**Data shown**
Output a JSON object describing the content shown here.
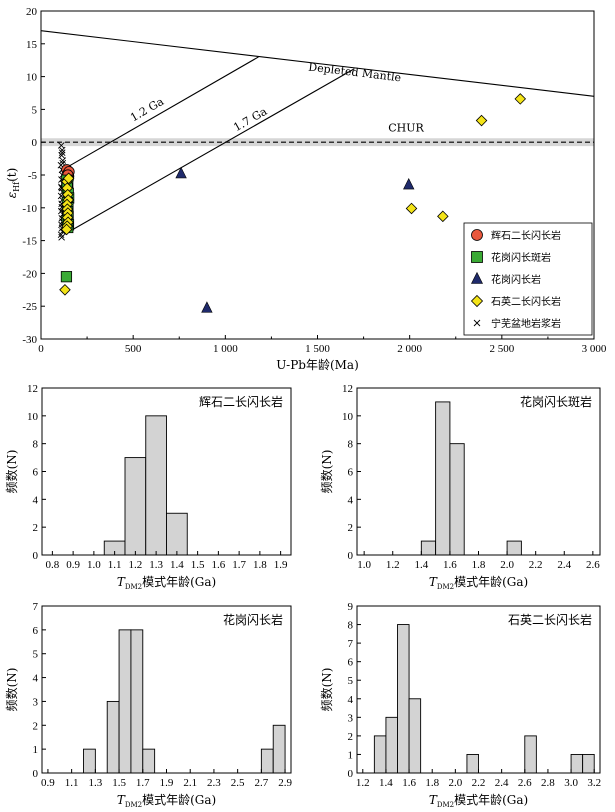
{
  "chart_data": [
    {
      "type": "scatter",
      "xlabel": "U-Pb年龄(Ma)",
      "ylabel_main": "ε",
      "ylabel_sub": "Hf",
      "ylabel_tail": "(t)",
      "xlim": [
        0,
        3000
      ],
      "ylim": [
        -30,
        20
      ],
      "xticks": [
        0,
        500,
        1000,
        1500,
        2000,
        2500,
        3000
      ],
      "xtick_labels": [
        "0",
        "500",
        "1 000",
        "1 500",
        "2 000",
        "2 500",
        "3 000"
      ],
      "yticks": [
        -30,
        -25,
        -20,
        -15,
        -10,
        -5,
        0,
        5,
        10,
        15,
        20
      ],
      "ytick_labels": [
        "-30",
        "-25",
        "-20",
        "-15",
        "-10",
        "-5",
        "0",
        "5",
        "10",
        "15",
        "20"
      ],
      "reference_lines": [
        {
          "name": "Depleted Mantle",
          "label": "Depleted Mantle",
          "x": [
            0,
            3000
          ],
          "y": [
            17,
            7
          ]
        },
        {
          "name": "CHUR",
          "label": "CHUR",
          "x": [
            0,
            3000
          ],
          "y": [
            0,
            0
          ]
        },
        {
          "name": "1.2 Ga",
          "label": "1.2 Ga",
          "x": [
            130,
            1180
          ],
          "y": [
            -4,
            13
          ]
        },
        {
          "name": "1.7 Ga",
          "label": "1.7 Ga",
          "x": [
            130,
            1700
          ],
          "y": [
            -14,
            11.2
          ]
        }
      ],
      "series": [
        {
          "name": "辉石二长闪长岩",
          "marker": "circle",
          "color": "#e8573c",
          "x": [
            140,
            145,
            150,
            148,
            152,
            146
          ],
          "y": [
            -4.2,
            -4.8,
            -5.2,
            -5.6,
            -4.5,
            -5.0
          ]
        },
        {
          "name": "花岗闪长斑岩",
          "marker": "square",
          "color": "#3aaa35",
          "x": [
            140,
            145,
            142,
            148,
            150,
            143,
            146,
            144,
            147,
            141,
            149,
            145,
            138
          ],
          "y": [
            -5.8,
            -6.4,
            -7.0,
            -7.8,
            -8.5,
            -9.2,
            -10.0,
            -10.6,
            -11.3,
            -12.0,
            -12.6,
            -13.0,
            -20.5
          ]
        },
        {
          "name": "花岗闪长岩",
          "marker": "triangle",
          "color": "#1f2a6b",
          "x": [
            760,
            900,
            1995
          ],
          "y": [
            -4.8,
            -25.3,
            -6.5
          ]
        },
        {
          "name": "石英二长闪长岩",
          "marker": "diamond",
          "color": "#f3e318",
          "x": [
            2600,
            2390,
            2010,
            2180,
            140,
            142,
            145,
            148,
            141,
            143,
            146,
            144,
            147,
            142,
            139,
            150,
            130
          ],
          "y": [
            6.6,
            3.3,
            -10.1,
            -11.3,
            -6.0,
            -7.0,
            -8.0,
            -8.8,
            -9.5,
            -10.2,
            -10.8,
            -11.5,
            -12.2,
            -12.8,
            -13.3,
            -5.5,
            -22.5
          ]
        },
        {
          "name": "宁芜盆地岩浆岩",
          "marker": "x",
          "color": "#000000",
          "x": [
            110,
            115,
            112,
            118,
            108,
            114,
            116,
            111,
            119,
            113,
            117,
            109,
            115,
            112,
            120,
            110,
            118,
            113,
            116,
            111,
            114,
            117,
            109,
            112,
            115,
            118,
            110,
            113
          ],
          "y": [
            -0.5,
            -1.2,
            -2.0,
            -2.8,
            -3.5,
            -4.2,
            -5.0,
            -5.7,
            -6.3,
            -7.0,
            -7.6,
            -8.2,
            -8.8,
            -9.4,
            -10.0,
            -10.5,
            -11.0,
            -11.6,
            -12.1,
            -12.6,
            -13.1,
            -13.6,
            -14.1,
            -14.5,
            -1.6,
            -3.2,
            -6.8,
            -9.9
          ]
        }
      ],
      "legend_position": "lower-right"
    },
    {
      "type": "bar",
      "panel_title": "辉石二长闪长岩",
      "xlabel_pre": "T",
      "xlabel_sub": "DM2",
      "xlabel_post": "模式年龄(Ga)",
      "ylabel": "频数(N)",
      "xlim": [
        0.75,
        1.95
      ],
      "ylim": [
        0,
        12
      ],
      "bin_width": 0.1,
      "bin_centers": [
        1.1,
        1.2,
        1.3,
        1.4
      ],
      "values": [
        1,
        7,
        10,
        3
      ],
      "xticks": [
        "0.8",
        "0.9",
        "1.0",
        "1.1",
        "1.2",
        "1.3",
        "1.4",
        "1.5",
        "1.6",
        "1.7",
        "1.8",
        "1.9"
      ],
      "yticks": [
        "0",
        "2",
        "4",
        "6",
        "8",
        "10",
        "12"
      ]
    },
    {
      "type": "bar",
      "panel_title": "花岗闪长斑岩",
      "xlabel_pre": "T",
      "xlabel_sub": "DM2",
      "xlabel_post": "模式年龄(Ga)",
      "ylabel": "频数(N)",
      "xlim": [
        0.95,
        2.65
      ],
      "ylim": [
        0,
        12
      ],
      "bin_width": 0.1,
      "bin_centers": [
        1.45,
        1.55,
        1.65,
        2.05
      ],
      "values": [
        1,
        11,
        8,
        1
      ],
      "xticks": [
        "1.0",
        "1.2",
        "1.4",
        "1.6",
        "1.8",
        "2.0",
        "2.2",
        "2.4",
        "2.6"
      ],
      "yticks": [
        "0",
        "2",
        "4",
        "6",
        "8",
        "10",
        "12"
      ]
    },
    {
      "type": "bar",
      "panel_title": "花岗闪长岩",
      "xlabel_pre": "T",
      "xlabel_sub": "DM2",
      "xlabel_post": "模式年龄(Ga)",
      "ylabel": "频数(N)",
      "xlim": [
        0.85,
        2.95
      ],
      "ylim": [
        0,
        7
      ],
      "bin_width": 0.1,
      "bin_centers": [
        1.25,
        1.45,
        1.55,
        1.65,
        1.75,
        2.75,
        2.85
      ],
      "values": [
        1,
        3,
        6,
        6,
        1,
        1,
        2
      ],
      "xticks": [
        "0.9",
        "1.1",
        "1.3",
        "1.5",
        "1.7",
        "1.9",
        "2.1",
        "2.3",
        "2.5",
        "2.7",
        "2.9"
      ],
      "yticks": [
        "0",
        "1",
        "2",
        "3",
        "4",
        "5",
        "6",
        "7"
      ]
    },
    {
      "type": "bar",
      "panel_title": "石英二长闪长岩",
      "xlabel_pre": "T",
      "xlabel_sub": "DM2",
      "xlabel_post": "模式年龄(Ga)",
      "ylabel": "频数(N)",
      "xlim": [
        1.15,
        3.25
      ],
      "ylim": [
        0,
        9
      ],
      "bin_width": 0.1,
      "bin_centers": [
        1.35,
        1.45,
        1.55,
        1.65,
        2.15,
        2.65,
        3.05,
        3.15
      ],
      "values": [
        2,
        3,
        8,
        4,
        1,
        2,
        1,
        1
      ],
      "xticks": [
        "1.2",
        "1.4",
        "1.6",
        "1.8",
        "2.0",
        "2.2",
        "2.4",
        "2.6",
        "2.8",
        "3.0",
        "3.2"
      ],
      "yticks": [
        "0",
        "1",
        "2",
        "3",
        "4",
        "5",
        "6",
        "7",
        "8",
        "9"
      ]
    }
  ]
}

**Problem details**
Pull out all lines containing "Depleted".

**Exercise output**
          "name": "Depleted Mantle",
          "label": "Depleted Mantle",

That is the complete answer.